START TEXT UNDER STUDY

There's been a lot written in the past 2 decades about human capital when it comes to acquisitions. After all, companies buy competitors not only for intellectual property and market share, but also for economies of scale. "Economies of scale" is code for "via this acquisition, we can slash $100M in duplicated payroll costs".
Ugh... economies of scale = fear, backstabbing and guys ending up in the lifeboat instead of women and
children, Titanic-style...
With that in mind, there are winners and losers in every acquisition. Most of what's been written focuses on the resulting purge and layoffs that address duplication and cashing in on the aforementioned economies of scale.
But somewhere in the deep underbelly of the company, there are folks trying to make a call whether life is better or worse under the new company, and if the new company fits their values and world view. That's especially problematic when the folks trying to make the call hold the keys to your competitive advantage. The issue is currently in play at the former Palm, as some key people who could have stayed with the HP/Palm combo (HP recently bought Palm) decided to get the hell out of HP. More from TechCrunch:
"Back in August, while we were in the middle of confirming an exodus of talent from Palm after their acquisition by HP, I specifically asked them about the status of two guys: Ben Galbraith
and Dion Almaer
. Palm refused to say anything about them. Perhaps now we know why.
As both
have confirmed
on their personal blogs today, as well as the HP/Palm Dev Center blog
, they’re leaving the company as well. So why are they leaving? Almaer compares working for a big company to a wedding, and a small company as a first date. As he writes today, “I am not looking to dance down the aisle just yet, no matter how pretty the bride is ;)“. As such, he and Galbraith are starting their own new company. They aren’t sharing too much just yet beyond the fact that they’re interested in mobile, HTML5, JavaScript, and the idea of “open”.
So let's break this down. The two cited former Palm employees who chose to jump from HP/Palm are high profile folks, but there are hundreds of duplicates of this morality play at lower levels at HP/Palm and in any acquisition of significant size.
Those folks are trying to make a call on whether they should stay or not. Additionally, many more that you want to retain are going nowhere - they're happy and not pre-dispositioned to move.
How do you figure out who's likely to bolt on you once an acquisition goes down and who you need to invest in to have the best shot at making them stay?
If it were me, I'd do the three following things:
1. As part of the due diligence, I'd get multiple data points down and across the organization on who we absolutely can't lose in the company we just acquired. Multiple data points - not just their manager, because let's face it, that's often tainted. But too often that's all that organizations do - simply get a list from the manager.
2. I'd then ask my OD and/HR folks to do an analysis of every one of those individuals using their LinkedIn profiles. The main question in play - does the background and career arc for each person indicate they are a flight risk? Do they have a history of jumping when things get more corporate? Do they have a history of jumping for other reasons that would indicate they won't put up with the acquiring entity long? Subjective? Yes, but I could do this in 2 days across 1000 people if you give me the list and most of them have LinkedIn profiles or you give me resumes.

END TEXT UNDER STUDY
START SUPPLIED RECORDS

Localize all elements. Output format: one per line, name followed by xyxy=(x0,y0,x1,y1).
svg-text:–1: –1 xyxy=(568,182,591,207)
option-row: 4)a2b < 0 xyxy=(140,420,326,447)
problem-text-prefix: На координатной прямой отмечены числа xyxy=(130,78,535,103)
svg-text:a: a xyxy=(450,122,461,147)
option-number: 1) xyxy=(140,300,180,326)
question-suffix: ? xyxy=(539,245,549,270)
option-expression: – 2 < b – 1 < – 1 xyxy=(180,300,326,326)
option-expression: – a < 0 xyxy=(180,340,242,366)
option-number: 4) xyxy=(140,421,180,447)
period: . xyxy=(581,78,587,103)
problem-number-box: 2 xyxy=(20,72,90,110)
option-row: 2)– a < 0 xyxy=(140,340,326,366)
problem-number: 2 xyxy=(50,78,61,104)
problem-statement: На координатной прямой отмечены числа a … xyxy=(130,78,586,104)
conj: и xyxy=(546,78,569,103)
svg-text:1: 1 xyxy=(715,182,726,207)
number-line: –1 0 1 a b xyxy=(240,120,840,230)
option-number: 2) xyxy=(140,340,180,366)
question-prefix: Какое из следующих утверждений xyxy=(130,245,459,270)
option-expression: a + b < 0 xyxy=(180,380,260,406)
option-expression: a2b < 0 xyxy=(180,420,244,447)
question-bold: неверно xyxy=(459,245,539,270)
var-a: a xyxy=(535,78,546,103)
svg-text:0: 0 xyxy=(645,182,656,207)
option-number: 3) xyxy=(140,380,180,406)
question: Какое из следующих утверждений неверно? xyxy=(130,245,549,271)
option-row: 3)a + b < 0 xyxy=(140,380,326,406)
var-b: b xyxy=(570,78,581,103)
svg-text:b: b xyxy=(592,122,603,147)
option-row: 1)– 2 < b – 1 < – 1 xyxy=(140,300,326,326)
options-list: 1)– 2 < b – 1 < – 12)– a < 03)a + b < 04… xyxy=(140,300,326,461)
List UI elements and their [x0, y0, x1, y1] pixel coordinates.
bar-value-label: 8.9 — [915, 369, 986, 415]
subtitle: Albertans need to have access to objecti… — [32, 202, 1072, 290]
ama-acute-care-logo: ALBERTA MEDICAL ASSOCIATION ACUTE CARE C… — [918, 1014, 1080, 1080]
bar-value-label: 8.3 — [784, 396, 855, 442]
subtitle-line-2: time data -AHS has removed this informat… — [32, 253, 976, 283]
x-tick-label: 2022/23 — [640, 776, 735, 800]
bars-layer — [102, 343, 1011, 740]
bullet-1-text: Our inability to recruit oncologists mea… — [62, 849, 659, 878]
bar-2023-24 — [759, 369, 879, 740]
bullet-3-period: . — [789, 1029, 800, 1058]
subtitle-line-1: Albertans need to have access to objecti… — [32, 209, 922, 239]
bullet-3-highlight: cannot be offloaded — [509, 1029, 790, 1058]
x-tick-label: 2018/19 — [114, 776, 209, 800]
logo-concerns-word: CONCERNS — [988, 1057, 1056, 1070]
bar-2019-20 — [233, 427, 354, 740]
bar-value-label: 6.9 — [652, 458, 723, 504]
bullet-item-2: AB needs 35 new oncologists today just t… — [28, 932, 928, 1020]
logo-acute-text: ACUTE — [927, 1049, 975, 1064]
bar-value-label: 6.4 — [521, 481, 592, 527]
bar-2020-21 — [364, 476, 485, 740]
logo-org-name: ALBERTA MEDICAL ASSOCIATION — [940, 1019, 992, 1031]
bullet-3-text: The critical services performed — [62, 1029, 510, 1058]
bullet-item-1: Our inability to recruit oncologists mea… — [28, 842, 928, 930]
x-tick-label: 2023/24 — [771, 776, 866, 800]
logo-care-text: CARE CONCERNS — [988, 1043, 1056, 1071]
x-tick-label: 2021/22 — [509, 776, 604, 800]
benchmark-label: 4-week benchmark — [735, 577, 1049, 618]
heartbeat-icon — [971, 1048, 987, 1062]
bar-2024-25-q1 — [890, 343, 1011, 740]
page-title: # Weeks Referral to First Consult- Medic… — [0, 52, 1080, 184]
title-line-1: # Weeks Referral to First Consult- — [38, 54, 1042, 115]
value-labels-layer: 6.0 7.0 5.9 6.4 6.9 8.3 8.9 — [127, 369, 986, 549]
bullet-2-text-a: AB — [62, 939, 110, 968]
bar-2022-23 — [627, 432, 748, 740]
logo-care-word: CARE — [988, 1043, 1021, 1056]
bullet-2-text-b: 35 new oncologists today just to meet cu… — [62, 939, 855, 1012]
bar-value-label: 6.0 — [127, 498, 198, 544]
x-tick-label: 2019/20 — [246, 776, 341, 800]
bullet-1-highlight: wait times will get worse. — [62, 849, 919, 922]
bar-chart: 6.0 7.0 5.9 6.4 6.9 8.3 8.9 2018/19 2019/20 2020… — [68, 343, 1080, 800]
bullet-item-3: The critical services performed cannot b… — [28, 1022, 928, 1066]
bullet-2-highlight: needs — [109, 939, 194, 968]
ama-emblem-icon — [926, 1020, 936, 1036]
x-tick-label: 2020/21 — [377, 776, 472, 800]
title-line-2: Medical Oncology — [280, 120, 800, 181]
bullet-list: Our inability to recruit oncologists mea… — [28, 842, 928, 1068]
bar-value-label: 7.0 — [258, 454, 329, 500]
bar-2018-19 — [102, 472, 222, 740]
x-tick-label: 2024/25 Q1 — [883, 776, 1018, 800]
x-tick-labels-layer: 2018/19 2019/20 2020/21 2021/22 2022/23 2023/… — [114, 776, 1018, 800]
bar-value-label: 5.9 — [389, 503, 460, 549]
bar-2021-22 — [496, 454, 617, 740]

END SUPPLIED RECORDS

### TASKS AND EXERCISES
a) List the things the acquisitions text says Galbraith and Almaer are interested in for their new company.
b) Write out the part of the acquisitions text starting with "Ugh... economies of" and going on through "aforementioned economies of scale.".
Work only from the acquisitions text.

### RESULTS IN ORDER
a)
- mobile
- HTML5
- JavaScript
- the idea of "open"

b)
Ugh... economies of scale = fear, backstabbing and guys ending up in the lifeboat instead of women and
children, Titanic-style...
With that in mind, there are winners and losers in every acquisition. Most of what's been written focuses on the resulting purge and layoffs that address duplication and cashing in on the aforementioned economies of scale.